## TEXTO FORNECIDO

..............................

Poder e Governo

'Não tenho que esperar nada do governo', afirma Alcolumbre após derrota de Messias no Senado

Presidente do Senado evita sinalizar reaproximação com Lula após rejeição de indicado ao STF

Agência O Globo - 06/05/2026
'Não tenho que esperar nada do governo', afirma Alcolumbre após derrota de Messias no Senado
O presidente do Senado, Davi Alcolumbre - Foto: Carlos Moura/Agência Senado Fonte: Agência Senado

Davi Alcolumbre (União-AP), presidente do Senado, reagiu nesta quarta-feira (data) ao ser questionado sobre suas expectativas em relação ao governo Luiz Inácio Lula da Silva (PT) após a rejeição do nome de Jorge Messias ao Supremo Tribunal Federal (STF). A decisão do Senado, considerada uma das maiores derrotas políticas do terceiro mandato de Lula junto ao Congresso, intensificou a crise entre os Poderes.

Indagado sobre a possibilidade de algum gesto do Palácio do Planalto após a votação que barrou o advogado-geral da União, Alcolumbre foi enfático:

— Eu tenho que esperar alguma coisa? Não tenho que esperar nada.

..............................

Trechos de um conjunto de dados

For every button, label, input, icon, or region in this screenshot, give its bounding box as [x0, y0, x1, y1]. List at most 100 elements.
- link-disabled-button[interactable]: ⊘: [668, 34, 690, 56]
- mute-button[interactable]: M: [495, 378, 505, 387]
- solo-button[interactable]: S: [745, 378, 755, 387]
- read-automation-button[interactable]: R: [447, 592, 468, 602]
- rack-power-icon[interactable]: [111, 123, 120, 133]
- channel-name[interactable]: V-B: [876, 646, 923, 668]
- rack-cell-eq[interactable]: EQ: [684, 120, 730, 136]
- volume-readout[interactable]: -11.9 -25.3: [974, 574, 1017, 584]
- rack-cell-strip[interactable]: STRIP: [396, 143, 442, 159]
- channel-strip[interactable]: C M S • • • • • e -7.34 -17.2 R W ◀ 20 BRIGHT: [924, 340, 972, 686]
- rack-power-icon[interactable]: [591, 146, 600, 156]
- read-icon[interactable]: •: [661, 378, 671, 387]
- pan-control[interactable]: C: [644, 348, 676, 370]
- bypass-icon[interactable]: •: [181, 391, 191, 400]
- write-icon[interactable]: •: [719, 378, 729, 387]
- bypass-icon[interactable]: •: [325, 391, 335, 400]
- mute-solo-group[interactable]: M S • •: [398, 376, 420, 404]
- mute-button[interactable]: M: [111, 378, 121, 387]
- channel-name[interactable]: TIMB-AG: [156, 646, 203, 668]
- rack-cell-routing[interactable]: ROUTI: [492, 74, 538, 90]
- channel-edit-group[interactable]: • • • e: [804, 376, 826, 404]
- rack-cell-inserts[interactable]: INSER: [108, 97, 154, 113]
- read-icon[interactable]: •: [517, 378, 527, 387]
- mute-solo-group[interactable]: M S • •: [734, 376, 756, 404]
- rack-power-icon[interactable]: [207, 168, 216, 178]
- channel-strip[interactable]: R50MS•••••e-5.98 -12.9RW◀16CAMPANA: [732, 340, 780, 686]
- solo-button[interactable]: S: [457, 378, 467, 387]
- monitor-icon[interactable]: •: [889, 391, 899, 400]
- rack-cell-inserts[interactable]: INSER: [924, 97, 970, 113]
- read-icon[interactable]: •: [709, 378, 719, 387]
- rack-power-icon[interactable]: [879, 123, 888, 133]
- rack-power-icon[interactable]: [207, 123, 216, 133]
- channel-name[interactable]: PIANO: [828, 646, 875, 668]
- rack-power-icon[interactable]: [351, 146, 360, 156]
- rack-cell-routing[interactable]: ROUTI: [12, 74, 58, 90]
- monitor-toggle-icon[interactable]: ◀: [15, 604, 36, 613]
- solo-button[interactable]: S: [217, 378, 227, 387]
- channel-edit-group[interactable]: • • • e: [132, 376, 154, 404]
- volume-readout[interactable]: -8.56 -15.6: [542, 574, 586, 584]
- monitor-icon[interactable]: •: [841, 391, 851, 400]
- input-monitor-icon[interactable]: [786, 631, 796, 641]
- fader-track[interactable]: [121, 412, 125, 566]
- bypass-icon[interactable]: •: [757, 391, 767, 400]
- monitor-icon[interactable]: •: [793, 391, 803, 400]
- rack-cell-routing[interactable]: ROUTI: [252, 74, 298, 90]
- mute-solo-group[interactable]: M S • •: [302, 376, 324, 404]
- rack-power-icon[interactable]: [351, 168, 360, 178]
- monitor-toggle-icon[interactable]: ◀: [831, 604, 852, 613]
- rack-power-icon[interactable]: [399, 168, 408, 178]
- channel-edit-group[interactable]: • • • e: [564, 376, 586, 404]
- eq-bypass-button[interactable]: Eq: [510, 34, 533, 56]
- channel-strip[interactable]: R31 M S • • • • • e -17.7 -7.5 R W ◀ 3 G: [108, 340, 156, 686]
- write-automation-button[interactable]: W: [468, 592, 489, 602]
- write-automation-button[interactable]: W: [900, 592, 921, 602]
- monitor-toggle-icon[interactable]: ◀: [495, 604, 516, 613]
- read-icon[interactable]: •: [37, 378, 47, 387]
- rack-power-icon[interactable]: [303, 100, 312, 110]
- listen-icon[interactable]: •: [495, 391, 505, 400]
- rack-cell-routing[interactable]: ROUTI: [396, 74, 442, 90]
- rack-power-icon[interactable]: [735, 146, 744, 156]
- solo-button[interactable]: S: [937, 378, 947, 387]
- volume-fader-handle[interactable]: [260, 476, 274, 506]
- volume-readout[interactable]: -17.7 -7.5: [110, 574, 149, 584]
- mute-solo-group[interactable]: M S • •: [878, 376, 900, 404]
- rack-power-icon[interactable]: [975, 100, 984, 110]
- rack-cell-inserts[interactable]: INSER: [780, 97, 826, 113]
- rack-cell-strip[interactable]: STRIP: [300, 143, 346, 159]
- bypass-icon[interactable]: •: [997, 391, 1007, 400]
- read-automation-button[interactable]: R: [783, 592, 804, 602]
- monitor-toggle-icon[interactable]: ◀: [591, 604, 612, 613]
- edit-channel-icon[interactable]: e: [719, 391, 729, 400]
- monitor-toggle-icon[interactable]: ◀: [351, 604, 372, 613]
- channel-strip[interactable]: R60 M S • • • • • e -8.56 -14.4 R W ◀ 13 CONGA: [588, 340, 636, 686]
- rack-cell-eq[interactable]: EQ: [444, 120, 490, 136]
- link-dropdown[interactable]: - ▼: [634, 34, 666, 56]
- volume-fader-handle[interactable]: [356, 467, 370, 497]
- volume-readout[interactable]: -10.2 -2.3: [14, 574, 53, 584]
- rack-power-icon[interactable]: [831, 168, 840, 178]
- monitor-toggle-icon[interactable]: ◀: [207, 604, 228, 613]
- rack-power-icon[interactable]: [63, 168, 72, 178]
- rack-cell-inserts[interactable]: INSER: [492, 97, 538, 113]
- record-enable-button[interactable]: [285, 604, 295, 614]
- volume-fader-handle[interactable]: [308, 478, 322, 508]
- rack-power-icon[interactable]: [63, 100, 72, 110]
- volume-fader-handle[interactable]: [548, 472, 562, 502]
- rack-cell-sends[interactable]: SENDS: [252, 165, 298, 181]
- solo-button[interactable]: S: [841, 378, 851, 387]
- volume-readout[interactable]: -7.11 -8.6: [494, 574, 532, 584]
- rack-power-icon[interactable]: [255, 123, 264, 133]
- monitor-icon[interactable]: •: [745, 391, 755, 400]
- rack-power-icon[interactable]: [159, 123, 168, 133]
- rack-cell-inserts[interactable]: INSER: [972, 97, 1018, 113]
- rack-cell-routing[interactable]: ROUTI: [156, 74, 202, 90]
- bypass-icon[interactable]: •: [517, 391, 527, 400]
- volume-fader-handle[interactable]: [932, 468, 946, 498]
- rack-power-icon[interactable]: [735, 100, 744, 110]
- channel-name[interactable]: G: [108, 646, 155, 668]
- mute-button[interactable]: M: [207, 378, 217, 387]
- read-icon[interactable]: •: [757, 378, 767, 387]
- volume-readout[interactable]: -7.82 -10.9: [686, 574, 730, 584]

..............................

Dê continuidade à notícia sobre a reação de Alcolumbre à rejeição de Messias no Senado, partindo do ponto em que o texto termina. Não é preciso consultar os registros.

Ao ser novamente questionado se acredita que Lula fará nova indicação ao STF ainda este ano, o senador repetiu:

— Não tenho que esperar nada.

A declaração ocorre enquanto o governo tenta reconstruir pontes. Os ministros José Múcio e José Guimarães já se reuniram com Alcolumbre em busca de reaproximação.

Jorge Messias, considerado um dos auxiliares mais próximos do presidente Lula, teve sua indicação rejeitada após meses de desgaste, adiamentos e articulações nos bastidores do Senado. A derrota foi vista pelo governo como um sinal de força de Alcolumbre e agravou o mal-estar entre o senador e o Palácio do Planalto.

Nos bastidores, aliados de Lula atribuem a Alcolumbre um papel central na articulação que levou à rejeição. Senadores relatam que o presidente do Senado não apenas se absteve de apoiar Messias, mas teria atuado contra a indicação, influenciando parlamentares de siglas como MDB, PSD, União Brasil e PP.

A crise se arrasta desde o ano passado, quando Lula indicou Messias ao STF sem consultar previamente Alcolumbre, que, reservadamente, defendia o nome de Rodrigo Pacheco (PSD-MG), ex-presidente do Senado, para a vaga.